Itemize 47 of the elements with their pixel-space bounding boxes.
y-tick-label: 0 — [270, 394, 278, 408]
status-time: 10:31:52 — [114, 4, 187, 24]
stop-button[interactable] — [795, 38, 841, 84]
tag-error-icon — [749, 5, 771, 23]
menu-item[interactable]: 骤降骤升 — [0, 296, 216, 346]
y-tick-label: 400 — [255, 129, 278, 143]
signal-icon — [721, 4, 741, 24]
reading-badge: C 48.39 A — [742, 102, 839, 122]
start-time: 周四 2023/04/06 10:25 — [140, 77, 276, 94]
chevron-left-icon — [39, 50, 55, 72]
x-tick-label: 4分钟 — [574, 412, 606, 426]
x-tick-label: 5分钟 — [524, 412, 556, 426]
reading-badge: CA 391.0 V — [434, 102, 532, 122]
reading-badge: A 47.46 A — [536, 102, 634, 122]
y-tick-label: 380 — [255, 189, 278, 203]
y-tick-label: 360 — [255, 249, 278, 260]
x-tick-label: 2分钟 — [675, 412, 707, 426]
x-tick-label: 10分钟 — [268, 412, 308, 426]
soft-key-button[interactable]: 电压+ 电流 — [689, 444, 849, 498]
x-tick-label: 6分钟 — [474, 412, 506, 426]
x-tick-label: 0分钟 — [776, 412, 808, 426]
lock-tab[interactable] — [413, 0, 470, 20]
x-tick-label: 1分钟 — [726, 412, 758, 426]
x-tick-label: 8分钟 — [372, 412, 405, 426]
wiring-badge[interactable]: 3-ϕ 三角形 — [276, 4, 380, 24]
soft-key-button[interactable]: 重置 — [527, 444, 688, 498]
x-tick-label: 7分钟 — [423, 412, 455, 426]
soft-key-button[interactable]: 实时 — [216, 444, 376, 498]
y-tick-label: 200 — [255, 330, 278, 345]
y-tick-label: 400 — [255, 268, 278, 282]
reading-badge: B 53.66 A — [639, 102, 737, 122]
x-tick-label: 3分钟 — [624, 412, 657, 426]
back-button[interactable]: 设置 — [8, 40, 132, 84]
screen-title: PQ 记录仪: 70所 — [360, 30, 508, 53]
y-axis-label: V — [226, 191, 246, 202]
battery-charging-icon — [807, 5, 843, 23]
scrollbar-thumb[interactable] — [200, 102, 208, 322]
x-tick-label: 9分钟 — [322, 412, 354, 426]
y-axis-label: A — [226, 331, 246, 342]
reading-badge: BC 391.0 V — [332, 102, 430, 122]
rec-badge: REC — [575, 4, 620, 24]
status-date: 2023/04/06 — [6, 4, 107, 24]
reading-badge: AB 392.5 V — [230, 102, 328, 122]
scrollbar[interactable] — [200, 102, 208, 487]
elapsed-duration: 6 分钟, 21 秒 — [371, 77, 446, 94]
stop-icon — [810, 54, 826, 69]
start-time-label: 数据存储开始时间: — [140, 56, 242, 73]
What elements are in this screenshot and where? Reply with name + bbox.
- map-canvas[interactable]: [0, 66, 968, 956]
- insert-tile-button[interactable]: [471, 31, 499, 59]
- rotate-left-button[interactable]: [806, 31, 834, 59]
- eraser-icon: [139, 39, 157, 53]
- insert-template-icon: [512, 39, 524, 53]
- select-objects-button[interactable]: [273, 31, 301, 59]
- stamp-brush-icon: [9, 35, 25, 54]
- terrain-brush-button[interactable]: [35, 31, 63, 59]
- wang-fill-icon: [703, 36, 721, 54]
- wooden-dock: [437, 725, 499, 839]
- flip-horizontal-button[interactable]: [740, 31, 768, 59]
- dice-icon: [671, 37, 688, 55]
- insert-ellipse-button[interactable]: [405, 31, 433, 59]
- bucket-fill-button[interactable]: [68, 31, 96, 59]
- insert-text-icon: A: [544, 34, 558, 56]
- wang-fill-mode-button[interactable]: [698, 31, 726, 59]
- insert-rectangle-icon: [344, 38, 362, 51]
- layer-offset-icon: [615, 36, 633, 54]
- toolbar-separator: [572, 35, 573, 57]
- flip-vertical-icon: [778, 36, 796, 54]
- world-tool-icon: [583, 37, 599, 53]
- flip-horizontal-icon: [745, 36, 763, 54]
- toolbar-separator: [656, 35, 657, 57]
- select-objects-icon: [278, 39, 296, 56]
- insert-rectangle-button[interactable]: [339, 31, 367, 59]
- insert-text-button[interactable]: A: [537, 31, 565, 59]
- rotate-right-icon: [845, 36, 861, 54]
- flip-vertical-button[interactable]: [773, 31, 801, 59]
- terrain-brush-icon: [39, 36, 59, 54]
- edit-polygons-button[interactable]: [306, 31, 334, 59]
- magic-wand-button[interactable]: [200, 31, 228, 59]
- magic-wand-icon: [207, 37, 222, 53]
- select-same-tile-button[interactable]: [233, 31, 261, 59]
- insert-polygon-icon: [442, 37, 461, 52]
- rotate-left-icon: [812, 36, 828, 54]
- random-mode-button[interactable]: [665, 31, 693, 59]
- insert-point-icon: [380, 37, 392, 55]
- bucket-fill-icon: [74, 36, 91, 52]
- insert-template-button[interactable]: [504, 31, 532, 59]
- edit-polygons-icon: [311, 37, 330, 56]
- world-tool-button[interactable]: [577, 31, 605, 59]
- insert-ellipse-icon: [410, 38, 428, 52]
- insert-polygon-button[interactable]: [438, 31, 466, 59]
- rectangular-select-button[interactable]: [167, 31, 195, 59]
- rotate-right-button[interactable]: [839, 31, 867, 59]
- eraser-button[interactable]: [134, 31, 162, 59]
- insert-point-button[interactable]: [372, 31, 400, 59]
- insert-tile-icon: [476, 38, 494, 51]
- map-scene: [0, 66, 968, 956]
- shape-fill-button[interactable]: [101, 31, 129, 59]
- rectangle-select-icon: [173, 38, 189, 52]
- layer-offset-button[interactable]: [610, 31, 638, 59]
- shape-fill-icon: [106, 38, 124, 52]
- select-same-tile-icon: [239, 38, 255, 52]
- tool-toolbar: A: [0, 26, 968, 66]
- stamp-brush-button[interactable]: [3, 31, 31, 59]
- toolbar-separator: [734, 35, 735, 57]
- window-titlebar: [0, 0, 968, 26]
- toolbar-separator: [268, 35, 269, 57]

※

■ **Task description**:
From the rows above, pick out every line that contains the string "axis" and copy each one in full.

■ **Task result**:
y-axis-label: V — [226, 191, 246, 202]
y-axis-label: A — [226, 331, 246, 342]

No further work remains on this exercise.